Which lines contain the string "color"? Please list every one of them.

[Figure record listings]
::::

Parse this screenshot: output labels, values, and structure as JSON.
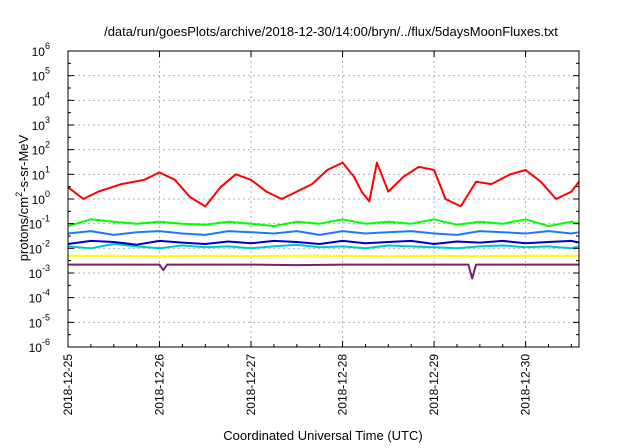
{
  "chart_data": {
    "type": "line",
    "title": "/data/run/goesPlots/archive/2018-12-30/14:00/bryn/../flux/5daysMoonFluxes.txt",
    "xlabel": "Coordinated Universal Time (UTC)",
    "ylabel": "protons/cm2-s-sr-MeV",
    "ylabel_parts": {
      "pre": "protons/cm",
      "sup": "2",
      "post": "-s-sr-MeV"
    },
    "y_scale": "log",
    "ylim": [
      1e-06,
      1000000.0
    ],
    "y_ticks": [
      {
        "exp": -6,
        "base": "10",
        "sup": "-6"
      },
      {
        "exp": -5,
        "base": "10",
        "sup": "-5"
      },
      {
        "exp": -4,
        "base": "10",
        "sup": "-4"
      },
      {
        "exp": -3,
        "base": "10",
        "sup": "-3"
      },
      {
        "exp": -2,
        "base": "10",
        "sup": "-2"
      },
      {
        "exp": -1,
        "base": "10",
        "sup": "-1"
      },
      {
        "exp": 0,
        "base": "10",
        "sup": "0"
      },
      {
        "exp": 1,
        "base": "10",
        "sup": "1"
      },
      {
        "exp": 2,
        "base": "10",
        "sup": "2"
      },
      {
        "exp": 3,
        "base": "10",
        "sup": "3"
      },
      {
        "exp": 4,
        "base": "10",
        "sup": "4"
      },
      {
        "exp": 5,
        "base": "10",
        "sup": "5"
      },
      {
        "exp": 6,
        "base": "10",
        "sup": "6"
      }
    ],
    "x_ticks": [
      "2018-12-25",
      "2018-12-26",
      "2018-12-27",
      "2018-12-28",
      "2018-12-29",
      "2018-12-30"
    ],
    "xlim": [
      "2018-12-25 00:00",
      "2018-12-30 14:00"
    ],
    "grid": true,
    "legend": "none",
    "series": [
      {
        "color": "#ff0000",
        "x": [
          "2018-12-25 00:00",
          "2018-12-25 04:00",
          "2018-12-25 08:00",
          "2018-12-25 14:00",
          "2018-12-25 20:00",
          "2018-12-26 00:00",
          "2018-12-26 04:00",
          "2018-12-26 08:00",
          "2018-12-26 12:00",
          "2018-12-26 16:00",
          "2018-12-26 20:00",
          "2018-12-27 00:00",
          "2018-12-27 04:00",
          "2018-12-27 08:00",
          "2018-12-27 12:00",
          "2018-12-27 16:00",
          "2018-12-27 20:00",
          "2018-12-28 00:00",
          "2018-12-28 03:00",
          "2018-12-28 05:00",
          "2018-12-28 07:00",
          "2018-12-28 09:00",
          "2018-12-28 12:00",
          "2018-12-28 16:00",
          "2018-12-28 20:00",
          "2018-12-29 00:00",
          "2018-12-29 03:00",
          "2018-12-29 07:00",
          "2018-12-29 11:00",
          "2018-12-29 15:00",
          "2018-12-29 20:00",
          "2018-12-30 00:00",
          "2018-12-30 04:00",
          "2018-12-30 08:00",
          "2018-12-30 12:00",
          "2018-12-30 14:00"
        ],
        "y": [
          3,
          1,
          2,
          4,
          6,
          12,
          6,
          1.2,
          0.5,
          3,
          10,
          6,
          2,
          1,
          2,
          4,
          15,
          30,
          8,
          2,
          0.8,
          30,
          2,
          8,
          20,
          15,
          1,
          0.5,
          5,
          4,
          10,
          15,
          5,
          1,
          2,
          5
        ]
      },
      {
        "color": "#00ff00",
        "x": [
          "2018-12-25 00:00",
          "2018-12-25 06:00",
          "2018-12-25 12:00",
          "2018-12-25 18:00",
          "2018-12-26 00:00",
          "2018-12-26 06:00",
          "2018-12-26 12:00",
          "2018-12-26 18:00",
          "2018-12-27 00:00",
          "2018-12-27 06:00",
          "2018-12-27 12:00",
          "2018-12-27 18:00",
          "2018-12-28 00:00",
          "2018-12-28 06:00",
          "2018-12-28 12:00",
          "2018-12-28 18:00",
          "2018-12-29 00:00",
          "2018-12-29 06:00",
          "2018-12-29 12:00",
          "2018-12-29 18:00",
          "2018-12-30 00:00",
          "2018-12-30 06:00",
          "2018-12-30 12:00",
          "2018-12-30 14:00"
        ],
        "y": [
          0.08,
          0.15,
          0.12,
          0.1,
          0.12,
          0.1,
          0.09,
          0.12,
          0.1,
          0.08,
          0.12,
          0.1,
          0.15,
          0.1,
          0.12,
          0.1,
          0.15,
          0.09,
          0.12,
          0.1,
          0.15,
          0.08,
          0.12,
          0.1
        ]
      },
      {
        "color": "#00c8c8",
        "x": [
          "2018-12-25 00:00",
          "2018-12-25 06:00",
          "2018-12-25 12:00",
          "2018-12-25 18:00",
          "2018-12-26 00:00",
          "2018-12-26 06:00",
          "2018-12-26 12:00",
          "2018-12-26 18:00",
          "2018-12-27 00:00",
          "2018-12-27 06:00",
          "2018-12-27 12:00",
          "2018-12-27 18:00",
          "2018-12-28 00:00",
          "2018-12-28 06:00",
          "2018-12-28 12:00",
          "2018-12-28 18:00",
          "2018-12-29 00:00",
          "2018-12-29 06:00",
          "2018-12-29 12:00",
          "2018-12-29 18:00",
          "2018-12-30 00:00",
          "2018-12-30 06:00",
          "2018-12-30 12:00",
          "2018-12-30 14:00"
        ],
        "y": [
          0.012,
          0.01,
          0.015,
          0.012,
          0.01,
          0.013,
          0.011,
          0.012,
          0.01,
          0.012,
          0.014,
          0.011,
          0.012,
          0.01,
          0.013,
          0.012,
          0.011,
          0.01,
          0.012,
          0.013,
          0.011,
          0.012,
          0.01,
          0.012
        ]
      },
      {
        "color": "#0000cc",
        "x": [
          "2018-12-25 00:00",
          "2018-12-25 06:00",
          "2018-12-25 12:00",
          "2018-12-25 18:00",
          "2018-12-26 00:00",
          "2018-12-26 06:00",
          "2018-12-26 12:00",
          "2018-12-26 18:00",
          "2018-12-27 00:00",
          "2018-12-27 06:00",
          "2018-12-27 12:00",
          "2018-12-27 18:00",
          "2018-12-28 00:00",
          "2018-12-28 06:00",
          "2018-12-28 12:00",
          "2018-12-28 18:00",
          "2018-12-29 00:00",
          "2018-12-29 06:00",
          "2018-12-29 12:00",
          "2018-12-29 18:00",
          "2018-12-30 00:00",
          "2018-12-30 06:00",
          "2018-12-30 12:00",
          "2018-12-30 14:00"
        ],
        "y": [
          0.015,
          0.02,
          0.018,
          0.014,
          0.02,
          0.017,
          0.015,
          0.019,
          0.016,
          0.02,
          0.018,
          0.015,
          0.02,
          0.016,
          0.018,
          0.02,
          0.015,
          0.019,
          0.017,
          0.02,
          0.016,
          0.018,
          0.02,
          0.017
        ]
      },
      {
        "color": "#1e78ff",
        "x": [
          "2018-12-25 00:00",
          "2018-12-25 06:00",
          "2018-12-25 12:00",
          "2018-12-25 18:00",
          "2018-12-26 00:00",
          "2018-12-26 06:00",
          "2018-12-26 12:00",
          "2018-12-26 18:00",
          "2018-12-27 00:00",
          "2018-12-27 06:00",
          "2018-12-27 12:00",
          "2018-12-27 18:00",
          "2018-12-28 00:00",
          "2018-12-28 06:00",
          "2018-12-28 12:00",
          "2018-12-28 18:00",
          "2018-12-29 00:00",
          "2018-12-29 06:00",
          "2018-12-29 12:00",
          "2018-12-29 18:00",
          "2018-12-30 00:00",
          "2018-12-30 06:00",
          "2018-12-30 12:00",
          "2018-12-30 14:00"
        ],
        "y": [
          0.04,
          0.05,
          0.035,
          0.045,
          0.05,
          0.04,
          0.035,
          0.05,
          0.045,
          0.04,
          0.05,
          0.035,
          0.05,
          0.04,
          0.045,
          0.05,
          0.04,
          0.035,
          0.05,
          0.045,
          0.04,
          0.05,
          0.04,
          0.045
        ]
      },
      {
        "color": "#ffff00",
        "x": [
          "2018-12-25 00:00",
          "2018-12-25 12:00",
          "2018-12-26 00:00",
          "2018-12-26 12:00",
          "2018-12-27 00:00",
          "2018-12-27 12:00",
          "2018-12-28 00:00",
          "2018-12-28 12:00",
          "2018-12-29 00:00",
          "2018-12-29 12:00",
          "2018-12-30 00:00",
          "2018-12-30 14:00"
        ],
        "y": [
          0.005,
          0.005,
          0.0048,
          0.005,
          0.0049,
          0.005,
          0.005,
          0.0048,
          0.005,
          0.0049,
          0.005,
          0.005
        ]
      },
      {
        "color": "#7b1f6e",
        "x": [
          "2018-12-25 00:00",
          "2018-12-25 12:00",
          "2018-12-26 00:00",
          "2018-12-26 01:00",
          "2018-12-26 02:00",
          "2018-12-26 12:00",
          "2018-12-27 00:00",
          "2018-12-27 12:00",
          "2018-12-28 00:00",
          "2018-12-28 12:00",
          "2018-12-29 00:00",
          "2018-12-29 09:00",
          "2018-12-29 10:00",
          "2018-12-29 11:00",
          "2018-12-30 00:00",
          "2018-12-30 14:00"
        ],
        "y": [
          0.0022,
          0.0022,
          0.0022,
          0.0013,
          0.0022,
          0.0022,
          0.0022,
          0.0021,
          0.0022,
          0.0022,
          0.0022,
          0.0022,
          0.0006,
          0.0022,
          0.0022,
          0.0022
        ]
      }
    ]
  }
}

::::

• Solved exercise:
        "color": "#ff0000",
        "color": "#00ff00",
        "color": "#00c8c8",
        "color": "#0000cc",
        "color": "#1e78ff",
        "color": "#ffff00",
        "color": "#7b1f6e",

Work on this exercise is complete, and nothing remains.